Material provided:
****************************************

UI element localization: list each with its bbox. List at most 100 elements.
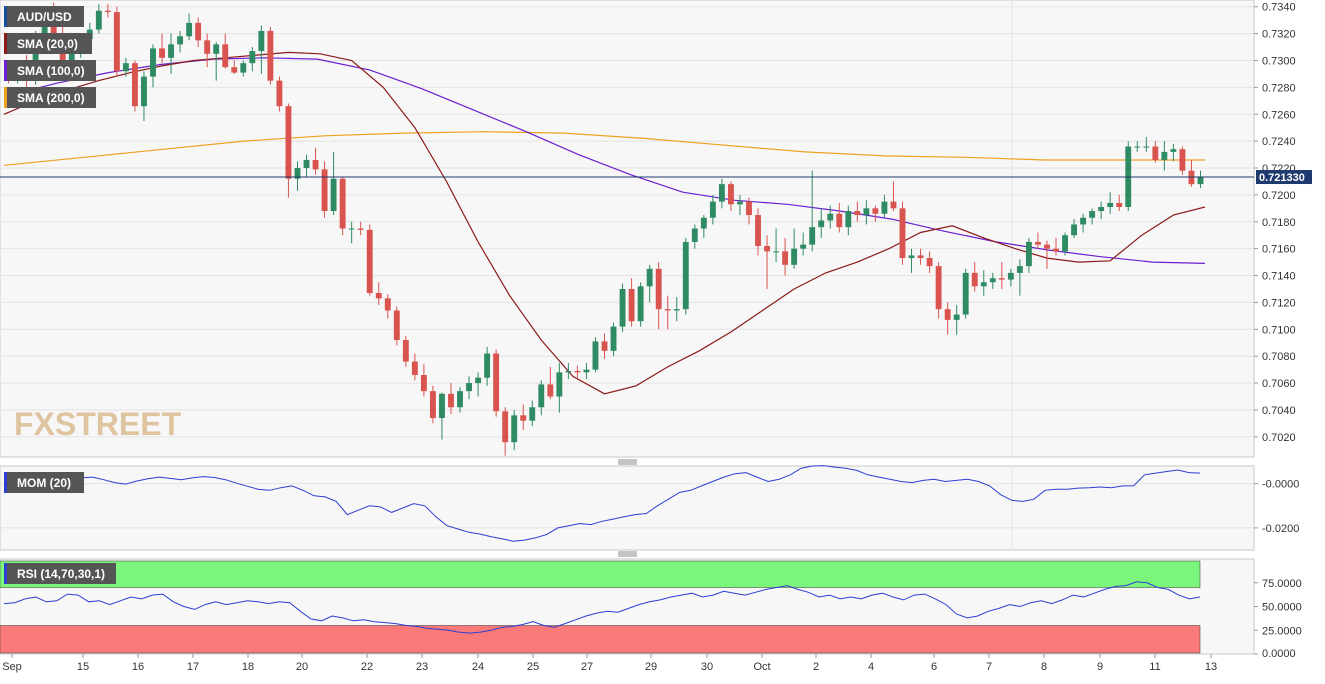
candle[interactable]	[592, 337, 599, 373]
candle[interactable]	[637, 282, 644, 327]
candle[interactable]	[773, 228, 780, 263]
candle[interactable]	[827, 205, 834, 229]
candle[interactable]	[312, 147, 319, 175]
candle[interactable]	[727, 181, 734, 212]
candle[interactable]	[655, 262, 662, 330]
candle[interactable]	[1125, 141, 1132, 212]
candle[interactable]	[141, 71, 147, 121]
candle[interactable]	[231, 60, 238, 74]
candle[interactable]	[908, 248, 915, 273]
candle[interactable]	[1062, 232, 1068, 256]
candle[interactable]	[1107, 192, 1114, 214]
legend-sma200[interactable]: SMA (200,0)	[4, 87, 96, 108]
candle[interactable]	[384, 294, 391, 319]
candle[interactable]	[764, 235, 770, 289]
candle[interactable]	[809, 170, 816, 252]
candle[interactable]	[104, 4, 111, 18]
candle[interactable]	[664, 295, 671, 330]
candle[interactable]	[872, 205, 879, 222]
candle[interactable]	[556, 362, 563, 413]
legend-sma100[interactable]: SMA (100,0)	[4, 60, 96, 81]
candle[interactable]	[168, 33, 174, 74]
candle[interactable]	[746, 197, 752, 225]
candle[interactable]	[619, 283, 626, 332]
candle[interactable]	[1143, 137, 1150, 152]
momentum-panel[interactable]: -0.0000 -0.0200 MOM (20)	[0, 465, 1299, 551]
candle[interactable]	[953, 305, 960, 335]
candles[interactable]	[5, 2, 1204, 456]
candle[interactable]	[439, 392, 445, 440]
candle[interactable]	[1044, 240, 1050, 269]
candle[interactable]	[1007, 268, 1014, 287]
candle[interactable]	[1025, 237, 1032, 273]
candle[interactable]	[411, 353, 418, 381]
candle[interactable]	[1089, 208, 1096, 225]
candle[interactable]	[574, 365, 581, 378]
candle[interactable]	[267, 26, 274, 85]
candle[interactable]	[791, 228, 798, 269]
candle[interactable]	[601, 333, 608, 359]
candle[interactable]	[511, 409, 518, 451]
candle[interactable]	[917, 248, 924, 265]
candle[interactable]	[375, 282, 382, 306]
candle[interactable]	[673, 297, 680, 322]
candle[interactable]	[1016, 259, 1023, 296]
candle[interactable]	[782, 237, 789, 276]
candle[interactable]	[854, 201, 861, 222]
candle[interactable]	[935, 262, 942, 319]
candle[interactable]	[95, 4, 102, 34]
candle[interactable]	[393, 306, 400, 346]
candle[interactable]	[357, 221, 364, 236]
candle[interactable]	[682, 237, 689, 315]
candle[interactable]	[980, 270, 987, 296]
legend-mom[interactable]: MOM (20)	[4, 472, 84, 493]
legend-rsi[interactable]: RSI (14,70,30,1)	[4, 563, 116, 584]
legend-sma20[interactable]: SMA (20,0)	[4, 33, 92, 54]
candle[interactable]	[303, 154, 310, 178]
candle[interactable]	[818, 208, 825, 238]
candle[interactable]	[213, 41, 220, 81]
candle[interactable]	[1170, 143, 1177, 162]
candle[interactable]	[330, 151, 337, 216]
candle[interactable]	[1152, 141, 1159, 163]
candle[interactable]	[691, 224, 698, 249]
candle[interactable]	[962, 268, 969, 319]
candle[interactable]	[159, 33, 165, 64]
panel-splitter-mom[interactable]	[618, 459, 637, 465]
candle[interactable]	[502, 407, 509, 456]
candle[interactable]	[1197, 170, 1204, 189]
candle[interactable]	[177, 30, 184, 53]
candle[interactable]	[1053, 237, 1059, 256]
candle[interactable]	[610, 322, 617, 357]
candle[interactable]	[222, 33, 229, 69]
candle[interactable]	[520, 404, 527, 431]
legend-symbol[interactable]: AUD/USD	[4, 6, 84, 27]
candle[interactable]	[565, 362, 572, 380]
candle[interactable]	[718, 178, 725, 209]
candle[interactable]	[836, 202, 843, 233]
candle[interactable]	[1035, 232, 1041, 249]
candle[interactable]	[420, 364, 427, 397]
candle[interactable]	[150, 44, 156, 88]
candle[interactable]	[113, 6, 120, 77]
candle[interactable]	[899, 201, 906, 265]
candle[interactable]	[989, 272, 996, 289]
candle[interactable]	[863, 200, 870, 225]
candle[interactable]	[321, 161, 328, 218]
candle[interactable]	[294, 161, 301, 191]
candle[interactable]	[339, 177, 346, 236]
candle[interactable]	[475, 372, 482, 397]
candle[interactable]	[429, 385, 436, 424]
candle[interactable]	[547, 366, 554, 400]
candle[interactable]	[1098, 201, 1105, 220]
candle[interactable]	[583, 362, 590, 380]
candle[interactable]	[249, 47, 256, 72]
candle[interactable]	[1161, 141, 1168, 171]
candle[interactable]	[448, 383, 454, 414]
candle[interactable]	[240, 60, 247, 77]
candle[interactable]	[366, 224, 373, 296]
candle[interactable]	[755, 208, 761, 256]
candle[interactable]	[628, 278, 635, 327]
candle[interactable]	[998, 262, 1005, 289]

****************************************

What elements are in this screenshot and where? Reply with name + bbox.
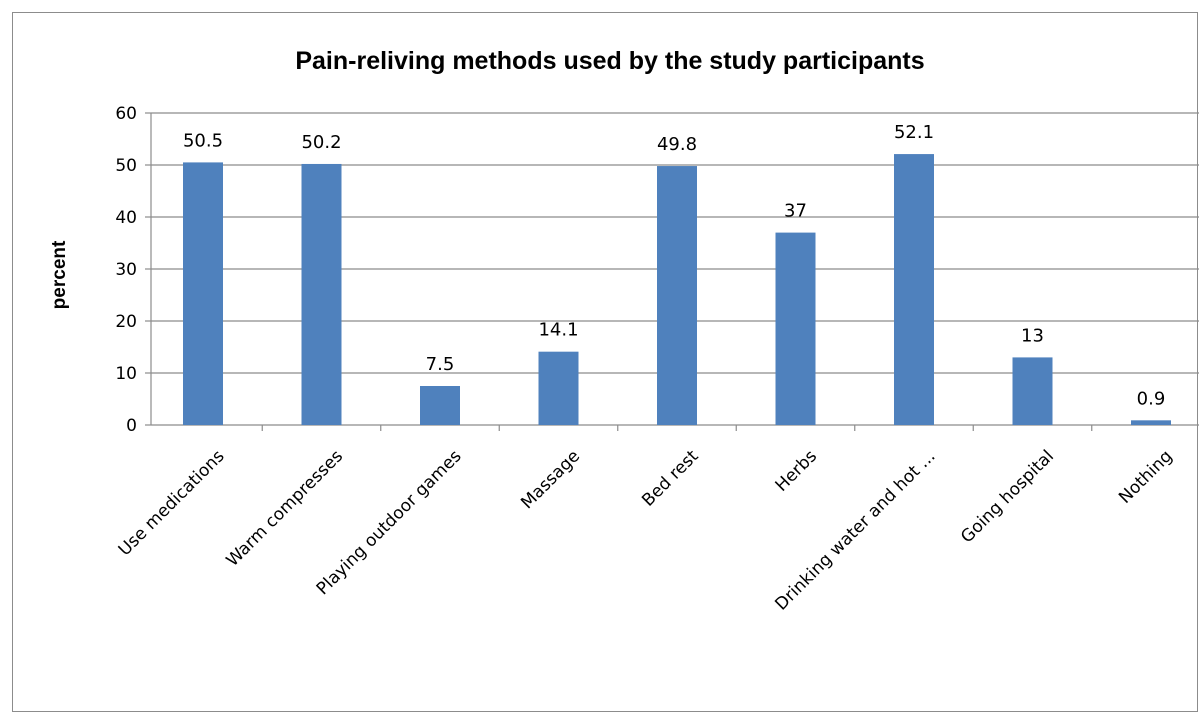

****************************************

The problem: Edit the stretch of rows from the line that contains "UI element localization: list" through the line that contains "4, 111, 18]" by replacing "candle" with "bar" and keeping everything else the same. Give back only those lines, and leave the pictures out.

Reply:
UI element localization: list each with its bbox. List at most 100 elements.
bar[interactable]	[592, 337, 599, 373]
bar[interactable]	[637, 282, 644, 327]
bar[interactable]	[773, 228, 780, 263]
bar[interactable]	[827, 205, 834, 229]
bar[interactable]	[312, 147, 319, 175]
bar[interactable]	[727, 181, 734, 212]
bar[interactable]	[655, 262, 662, 330]
bar[interactable]	[1125, 141, 1132, 212]
bar[interactable]	[141, 71, 147, 121]
bar[interactable]	[231, 60, 238, 74]
bar[interactable]	[908, 248, 915, 273]
bar[interactable]	[1062, 232, 1068, 256]
bar[interactable]	[1107, 192, 1114, 214]
legend-sma200[interactable]: SMA (200,0)	[4, 87, 96, 108]
bar[interactable]	[384, 294, 391, 319]
bar[interactable]	[764, 235, 770, 289]
bar[interactable]	[809, 170, 816, 252]
bar[interactable]	[104, 4, 111, 18]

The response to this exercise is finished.